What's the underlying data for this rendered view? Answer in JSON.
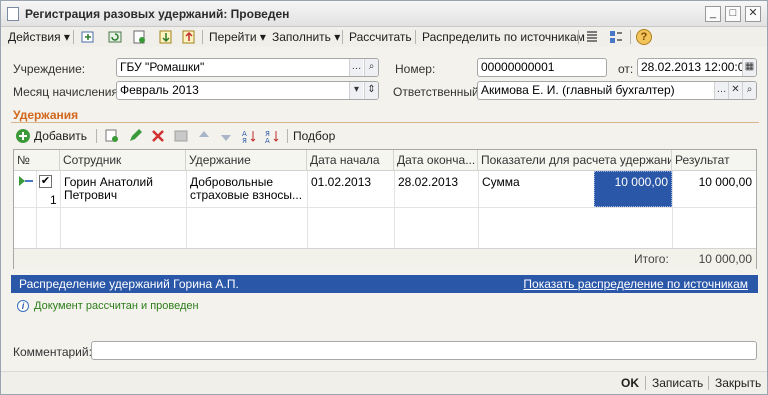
{
  "window": {
    "title": "Регистрация разовых удержаний: Проведен",
    "controls": {
      "minimize": "_",
      "maximize": "□",
      "close": "✕"
    }
  },
  "toolbar": {
    "actions": "Действия",
    "goto": "Перейти",
    "fill": "Заполнить",
    "calculate": "Рассчитать",
    "distribute": "Распределить по источникам",
    "help": "?"
  },
  "header": {
    "institution_label": "Учреждение:",
    "institution_value": "ГБУ \"Ромашки\"",
    "number_label": "Номер:",
    "number_value": "00000000001",
    "date_label": "от:",
    "date_value": "28.02.2013 12:00:00",
    "month_label": "Месяц начисления:",
    "month_value": "Февраль 2013",
    "responsible_label": "Ответственный:",
    "responsible_value": "Акимова Е. И. (главный бухгалтер)"
  },
  "deductions": {
    "section_title": "Удержания",
    "add_label": "Добавить",
    "pick_label": "Подбор",
    "columns": [
      "№",
      "Сотрудник",
      "Удержание",
      "Дата начала",
      "Дата оконча...",
      "Показатели для расчета удержания",
      "Результат"
    ],
    "rows": [
      {
        "num": "1",
        "employee_line1": "Горин Анатолий",
        "employee_line2": "Петрович",
        "deduction_line1": "Добровольные",
        "deduction_line2": "страховые взносы...",
        "start": "01.02.2013",
        "end": "28.02.2013",
        "indicator": "Сумма",
        "indicator_value": "10 000,00",
        "result": "10 000,00"
      }
    ],
    "total_label": "Итого:",
    "total_value": "10 000,00"
  },
  "distribution": {
    "title": "Распределение удержаний Горина А.П.",
    "link": "Показать распределение по источникам"
  },
  "status": {
    "message": "Документ рассчитан и проведен"
  },
  "comment": {
    "label": "Комментарий:",
    "value": ""
  },
  "bottom": {
    "ok": "OK",
    "save": "Записать",
    "close": "Закрыть"
  },
  "colors": {
    "section_title": "#d2671b",
    "selection": "#2b57a8",
    "status_text": "#2d7d1b"
  }
}
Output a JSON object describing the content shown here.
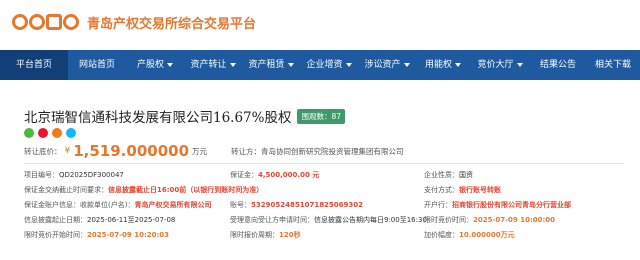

Task brief:
Leave the images out and output the remaining material exactly as it stands.

Solution to the exercise:
What's the underlying data for this rendered view? Answer in JSON.
{
  "window": {
    "title": "Регистрация разовых удержаний: Проведен",
    "controls": {
      "minimize": "_",
      "maximize": "□",
      "close": "✕"
    }
  },
  "toolbar": {
    "actions": "Действия",
    "goto": "Перейти",
    "fill": "Заполнить",
    "calculate": "Рассчитать",
    "distribute": "Распределить по источникам",
    "help": "?"
  },
  "header": {
    "institution_label": "Учреждение:",
    "institution_value": "ГБУ \"Ромашки\"",
    "number_label": "Номер:",
    "number_value": "00000000001",
    "date_label": "от:",
    "date_value": "28.02.2013 12:00:00",
    "month_label": "Месяц начисления:",
    "month_value": "Февраль 2013",
    "responsible_label": "Ответственный:",
    "responsible_value": "Акимова Е. И. (главный бухгалтер)"
  },
  "deductions": {
    "section_title": "Удержания",
    "add_label": "Добавить",
    "pick_label": "Подбор",
    "columns": [
      "№",
      "Сотрудник",
      "Удержание",
      "Дата начала",
      "Дата оконча...",
      "Показатели для расчета удержания",
      "Результат"
    ],
    "rows": [
      {
        "num": "1",
        "employee_line1": "Горин Анатолий",
        "employee_line2": "Петрович",
        "deduction_line1": "Добровольные",
        "deduction_line2": "страховые взносы...",
        "start": "01.02.2013",
        "end": "28.02.2013",
        "indicator": "Сумма",
        "indicator_value": "10 000,00",
        "result": "10 000,00"
      }
    ],
    "total_label": "Итого:",
    "total_value": "10 000,00"
  },
  "distribution": {
    "title": "Распределение удержаний Горина А.П.",
    "link": "Показать распределение по источникам"
  },
  "status": {
    "message": "Документ рассчитан и проведен"
  },
  "comment": {
    "label": "Комментарий:",
    "value": ""
  },
  "bottom": {
    "ok": "OK",
    "save": "Записать",
    "close": "Закрыть"
  },
  "colors": {
    "section_title": "#d2671b",
    "selection": "#2b57a8",
    "status_text": "#2d7d1b"
  }
}
Output a JSON object describing the content shown here.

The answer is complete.